* [TASK STATEMENT]:
Find "Read all visible text" in the data, then restate the line it sits in and every later line word for word, ending with the last line.

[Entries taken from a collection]
----------
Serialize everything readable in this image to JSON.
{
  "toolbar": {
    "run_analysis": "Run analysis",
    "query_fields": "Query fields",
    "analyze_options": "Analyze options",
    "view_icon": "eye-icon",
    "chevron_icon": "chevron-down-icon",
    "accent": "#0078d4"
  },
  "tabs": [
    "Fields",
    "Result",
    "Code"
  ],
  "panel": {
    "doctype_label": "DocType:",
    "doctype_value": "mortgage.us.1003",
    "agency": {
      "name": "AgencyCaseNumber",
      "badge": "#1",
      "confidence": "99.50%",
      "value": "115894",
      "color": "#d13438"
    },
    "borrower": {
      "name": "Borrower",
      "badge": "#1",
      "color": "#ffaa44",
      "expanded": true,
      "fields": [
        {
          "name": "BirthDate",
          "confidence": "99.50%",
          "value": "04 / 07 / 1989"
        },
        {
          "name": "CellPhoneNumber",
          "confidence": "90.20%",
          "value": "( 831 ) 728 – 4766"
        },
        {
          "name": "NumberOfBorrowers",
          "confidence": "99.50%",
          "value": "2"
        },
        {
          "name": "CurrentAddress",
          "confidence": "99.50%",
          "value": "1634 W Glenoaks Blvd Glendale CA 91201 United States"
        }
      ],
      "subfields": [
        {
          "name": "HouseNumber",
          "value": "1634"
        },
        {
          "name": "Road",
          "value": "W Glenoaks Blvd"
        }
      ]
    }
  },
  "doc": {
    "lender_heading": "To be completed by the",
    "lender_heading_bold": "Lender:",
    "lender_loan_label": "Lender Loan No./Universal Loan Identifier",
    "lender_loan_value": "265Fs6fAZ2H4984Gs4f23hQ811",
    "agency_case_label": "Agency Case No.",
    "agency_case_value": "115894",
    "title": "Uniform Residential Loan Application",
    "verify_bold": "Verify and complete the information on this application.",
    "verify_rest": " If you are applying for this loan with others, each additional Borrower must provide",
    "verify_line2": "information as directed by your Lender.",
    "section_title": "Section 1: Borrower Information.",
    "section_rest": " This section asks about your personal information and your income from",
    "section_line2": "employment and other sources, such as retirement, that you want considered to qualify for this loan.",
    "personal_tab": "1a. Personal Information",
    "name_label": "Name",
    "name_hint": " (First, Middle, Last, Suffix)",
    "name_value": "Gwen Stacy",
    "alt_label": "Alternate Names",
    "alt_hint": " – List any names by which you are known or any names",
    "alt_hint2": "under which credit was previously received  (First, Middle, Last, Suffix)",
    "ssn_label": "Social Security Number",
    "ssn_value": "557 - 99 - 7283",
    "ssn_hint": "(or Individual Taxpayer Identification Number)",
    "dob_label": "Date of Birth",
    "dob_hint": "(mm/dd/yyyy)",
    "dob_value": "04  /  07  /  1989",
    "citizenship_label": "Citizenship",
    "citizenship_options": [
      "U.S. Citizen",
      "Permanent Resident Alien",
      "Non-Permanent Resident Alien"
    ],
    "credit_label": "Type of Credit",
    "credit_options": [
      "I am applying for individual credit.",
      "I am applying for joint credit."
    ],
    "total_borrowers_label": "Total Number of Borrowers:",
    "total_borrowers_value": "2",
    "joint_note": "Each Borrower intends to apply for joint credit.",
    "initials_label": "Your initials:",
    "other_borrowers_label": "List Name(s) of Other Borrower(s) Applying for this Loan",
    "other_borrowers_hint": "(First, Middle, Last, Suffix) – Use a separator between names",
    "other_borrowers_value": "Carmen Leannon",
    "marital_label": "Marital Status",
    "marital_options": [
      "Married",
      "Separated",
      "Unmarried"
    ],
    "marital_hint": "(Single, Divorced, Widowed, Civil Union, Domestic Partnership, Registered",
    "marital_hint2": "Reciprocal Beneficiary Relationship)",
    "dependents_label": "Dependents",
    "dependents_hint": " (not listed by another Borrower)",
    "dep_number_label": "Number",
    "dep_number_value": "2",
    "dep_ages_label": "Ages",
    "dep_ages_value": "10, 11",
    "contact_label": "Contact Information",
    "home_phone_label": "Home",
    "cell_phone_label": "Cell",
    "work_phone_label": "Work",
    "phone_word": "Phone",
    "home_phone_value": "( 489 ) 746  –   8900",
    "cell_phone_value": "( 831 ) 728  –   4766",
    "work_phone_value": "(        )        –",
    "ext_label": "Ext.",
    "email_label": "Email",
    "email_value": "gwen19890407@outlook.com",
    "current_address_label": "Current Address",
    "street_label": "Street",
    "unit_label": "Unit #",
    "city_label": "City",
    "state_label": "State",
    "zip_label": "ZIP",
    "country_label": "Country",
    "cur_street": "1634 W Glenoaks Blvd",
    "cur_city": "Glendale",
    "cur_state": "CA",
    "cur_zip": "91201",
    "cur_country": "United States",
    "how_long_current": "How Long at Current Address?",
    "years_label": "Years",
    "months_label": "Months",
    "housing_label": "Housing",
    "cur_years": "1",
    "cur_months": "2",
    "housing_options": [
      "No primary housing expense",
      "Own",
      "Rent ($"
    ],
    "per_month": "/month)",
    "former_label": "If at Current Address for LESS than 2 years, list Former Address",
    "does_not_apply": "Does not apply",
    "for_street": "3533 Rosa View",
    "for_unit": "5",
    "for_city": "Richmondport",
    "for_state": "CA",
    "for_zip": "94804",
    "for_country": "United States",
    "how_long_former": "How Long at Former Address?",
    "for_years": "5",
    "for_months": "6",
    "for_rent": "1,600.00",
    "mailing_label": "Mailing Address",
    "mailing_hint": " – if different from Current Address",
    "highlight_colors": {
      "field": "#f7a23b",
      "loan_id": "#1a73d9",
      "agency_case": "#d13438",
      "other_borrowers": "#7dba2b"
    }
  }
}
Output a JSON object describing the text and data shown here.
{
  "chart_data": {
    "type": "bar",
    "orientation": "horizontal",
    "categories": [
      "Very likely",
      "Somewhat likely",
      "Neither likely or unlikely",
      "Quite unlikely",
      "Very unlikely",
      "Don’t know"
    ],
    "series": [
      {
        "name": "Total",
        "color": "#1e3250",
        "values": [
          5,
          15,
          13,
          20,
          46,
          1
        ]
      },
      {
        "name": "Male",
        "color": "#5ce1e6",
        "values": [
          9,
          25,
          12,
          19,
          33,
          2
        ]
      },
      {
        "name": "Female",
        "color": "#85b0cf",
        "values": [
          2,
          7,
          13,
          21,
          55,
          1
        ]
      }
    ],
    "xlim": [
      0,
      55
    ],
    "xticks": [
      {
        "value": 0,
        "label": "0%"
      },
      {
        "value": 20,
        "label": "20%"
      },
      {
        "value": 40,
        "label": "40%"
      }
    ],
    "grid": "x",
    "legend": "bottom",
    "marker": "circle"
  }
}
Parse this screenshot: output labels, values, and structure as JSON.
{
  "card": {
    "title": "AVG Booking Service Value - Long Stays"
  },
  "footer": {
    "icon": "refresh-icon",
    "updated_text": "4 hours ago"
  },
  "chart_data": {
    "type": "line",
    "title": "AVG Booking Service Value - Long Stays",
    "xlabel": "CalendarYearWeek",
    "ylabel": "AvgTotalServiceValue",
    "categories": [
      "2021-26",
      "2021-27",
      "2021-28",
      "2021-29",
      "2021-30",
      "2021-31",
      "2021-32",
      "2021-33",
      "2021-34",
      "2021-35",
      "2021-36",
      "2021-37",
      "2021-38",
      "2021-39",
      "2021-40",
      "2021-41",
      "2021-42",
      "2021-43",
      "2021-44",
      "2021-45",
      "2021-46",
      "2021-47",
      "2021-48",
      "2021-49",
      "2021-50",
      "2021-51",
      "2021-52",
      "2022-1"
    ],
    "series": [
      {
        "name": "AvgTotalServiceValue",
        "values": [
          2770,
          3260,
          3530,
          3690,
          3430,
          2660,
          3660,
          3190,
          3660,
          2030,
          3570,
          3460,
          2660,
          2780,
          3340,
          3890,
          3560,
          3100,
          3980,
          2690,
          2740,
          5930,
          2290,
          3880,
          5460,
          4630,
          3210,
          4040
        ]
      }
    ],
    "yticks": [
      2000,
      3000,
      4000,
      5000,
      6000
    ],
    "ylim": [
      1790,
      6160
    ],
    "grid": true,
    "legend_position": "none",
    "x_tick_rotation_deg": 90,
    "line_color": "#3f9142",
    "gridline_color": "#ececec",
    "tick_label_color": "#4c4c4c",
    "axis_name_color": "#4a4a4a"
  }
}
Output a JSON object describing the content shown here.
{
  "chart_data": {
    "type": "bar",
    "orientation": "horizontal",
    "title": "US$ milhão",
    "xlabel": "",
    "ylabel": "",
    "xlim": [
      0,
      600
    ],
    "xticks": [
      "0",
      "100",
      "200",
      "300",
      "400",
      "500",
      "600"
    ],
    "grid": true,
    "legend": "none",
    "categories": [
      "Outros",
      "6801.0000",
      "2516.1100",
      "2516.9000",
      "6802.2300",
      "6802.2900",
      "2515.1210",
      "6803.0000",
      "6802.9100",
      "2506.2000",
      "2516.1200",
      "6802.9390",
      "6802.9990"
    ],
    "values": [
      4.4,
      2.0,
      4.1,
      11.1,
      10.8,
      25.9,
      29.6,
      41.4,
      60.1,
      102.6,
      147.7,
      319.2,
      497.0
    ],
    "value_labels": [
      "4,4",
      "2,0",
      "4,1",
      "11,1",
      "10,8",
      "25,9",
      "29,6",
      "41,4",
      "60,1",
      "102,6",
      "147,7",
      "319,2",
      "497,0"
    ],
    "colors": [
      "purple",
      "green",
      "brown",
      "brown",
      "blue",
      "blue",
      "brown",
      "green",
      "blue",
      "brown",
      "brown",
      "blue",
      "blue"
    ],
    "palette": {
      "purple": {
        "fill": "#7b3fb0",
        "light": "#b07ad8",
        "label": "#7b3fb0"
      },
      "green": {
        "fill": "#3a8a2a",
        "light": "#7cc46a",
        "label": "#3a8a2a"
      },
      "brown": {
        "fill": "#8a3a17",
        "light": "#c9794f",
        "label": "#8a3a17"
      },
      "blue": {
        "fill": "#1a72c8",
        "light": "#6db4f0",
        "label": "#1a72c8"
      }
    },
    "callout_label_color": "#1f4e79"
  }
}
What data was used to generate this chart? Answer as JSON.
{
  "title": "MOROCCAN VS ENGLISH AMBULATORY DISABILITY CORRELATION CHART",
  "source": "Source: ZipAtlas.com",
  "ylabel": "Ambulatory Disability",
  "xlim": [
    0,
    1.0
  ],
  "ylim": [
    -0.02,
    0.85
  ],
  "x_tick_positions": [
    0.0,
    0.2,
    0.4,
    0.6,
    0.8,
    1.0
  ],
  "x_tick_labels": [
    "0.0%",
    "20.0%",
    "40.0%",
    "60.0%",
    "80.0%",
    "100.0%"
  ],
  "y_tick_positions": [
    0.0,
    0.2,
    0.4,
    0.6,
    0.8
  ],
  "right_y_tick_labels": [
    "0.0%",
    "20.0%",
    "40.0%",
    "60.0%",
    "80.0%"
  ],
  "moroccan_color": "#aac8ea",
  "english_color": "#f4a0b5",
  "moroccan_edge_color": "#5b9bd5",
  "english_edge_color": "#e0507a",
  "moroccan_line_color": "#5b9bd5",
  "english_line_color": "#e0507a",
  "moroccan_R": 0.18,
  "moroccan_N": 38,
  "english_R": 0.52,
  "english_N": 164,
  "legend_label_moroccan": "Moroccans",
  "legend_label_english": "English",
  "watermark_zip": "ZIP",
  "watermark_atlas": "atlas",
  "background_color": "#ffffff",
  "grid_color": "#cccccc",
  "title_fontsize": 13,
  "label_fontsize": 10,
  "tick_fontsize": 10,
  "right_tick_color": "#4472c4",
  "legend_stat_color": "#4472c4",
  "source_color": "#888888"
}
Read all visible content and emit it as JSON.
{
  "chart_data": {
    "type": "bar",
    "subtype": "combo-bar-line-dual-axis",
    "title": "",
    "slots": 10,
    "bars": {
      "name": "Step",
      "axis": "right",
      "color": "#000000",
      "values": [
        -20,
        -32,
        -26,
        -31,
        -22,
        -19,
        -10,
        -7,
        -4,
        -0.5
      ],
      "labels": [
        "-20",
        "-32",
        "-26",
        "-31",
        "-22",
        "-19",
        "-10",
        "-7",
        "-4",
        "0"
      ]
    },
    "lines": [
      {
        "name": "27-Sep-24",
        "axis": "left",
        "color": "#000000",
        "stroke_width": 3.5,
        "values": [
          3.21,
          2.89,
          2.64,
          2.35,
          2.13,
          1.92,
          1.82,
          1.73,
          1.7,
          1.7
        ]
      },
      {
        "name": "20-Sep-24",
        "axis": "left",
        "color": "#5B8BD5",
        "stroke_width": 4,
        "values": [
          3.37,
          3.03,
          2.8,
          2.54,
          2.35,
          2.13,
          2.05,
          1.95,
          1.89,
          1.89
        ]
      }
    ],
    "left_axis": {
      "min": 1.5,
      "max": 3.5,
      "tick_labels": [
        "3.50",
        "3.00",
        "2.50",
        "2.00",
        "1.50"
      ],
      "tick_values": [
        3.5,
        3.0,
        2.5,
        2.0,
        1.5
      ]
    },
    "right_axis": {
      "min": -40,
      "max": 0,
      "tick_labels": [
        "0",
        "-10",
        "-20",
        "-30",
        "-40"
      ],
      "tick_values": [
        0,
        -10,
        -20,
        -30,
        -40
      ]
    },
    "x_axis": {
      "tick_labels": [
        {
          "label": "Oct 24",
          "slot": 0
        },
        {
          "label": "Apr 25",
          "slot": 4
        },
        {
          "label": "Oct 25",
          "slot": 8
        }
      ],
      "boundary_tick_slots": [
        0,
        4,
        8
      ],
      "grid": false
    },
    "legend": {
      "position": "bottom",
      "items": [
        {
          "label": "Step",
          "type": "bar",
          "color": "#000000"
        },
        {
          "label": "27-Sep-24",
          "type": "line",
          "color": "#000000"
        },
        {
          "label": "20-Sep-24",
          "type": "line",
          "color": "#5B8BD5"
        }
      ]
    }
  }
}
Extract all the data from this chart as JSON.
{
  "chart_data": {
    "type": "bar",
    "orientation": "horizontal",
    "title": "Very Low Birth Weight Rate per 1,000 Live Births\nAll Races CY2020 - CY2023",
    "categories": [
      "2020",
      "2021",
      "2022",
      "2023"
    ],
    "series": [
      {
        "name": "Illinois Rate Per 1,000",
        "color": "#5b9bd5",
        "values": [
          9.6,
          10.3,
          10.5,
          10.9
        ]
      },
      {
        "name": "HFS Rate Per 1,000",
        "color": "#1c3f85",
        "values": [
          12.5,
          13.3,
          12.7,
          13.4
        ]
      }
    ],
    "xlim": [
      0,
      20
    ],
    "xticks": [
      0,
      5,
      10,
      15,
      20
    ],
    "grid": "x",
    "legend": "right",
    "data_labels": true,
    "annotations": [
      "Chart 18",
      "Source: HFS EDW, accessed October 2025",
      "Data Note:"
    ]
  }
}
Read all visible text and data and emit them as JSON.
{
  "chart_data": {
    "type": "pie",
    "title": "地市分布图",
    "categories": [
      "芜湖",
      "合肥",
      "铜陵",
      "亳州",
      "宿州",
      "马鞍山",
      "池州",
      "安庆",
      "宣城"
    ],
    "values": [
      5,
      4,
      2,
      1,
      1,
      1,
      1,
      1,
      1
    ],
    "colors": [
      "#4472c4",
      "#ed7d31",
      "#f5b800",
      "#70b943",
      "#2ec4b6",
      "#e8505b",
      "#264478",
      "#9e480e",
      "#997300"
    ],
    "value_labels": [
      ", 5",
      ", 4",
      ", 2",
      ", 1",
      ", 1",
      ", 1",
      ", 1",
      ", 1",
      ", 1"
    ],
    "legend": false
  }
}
----------
* [RESULT]:
Read all visible text and data and emit them as JSON.
{
  "chart_data": {
    "type": "pie",
    "title": "地市分布图",
    "categories": [
      "芜湖",
      "合肥",
      "铜陵",
      "亳州",
      "宿州",
      "马鞍山",
      "池州",
      "安庆",
      "宣城"
    ],
    "values": [
      5,
      4,
      2,
      1,
      1,
      1,
      1,
      1,
      1
    ],
    "colors": [
      "#4472c4",
      "#ed7d31",
      "#f5b800",
      "#70b943",
      "#2ec4b6",
      "#e8505b",
      "#264478",
      "#9e480e",
      "#997300"
    ],
    "value_labels": [
      ", 5",
      ", 4",
      ", 2",
      ", 1",
      ", 1",
      ", 1",
      ", 1",
      ", 1",
      ", 1"
    ],
    "legend": false
  }
}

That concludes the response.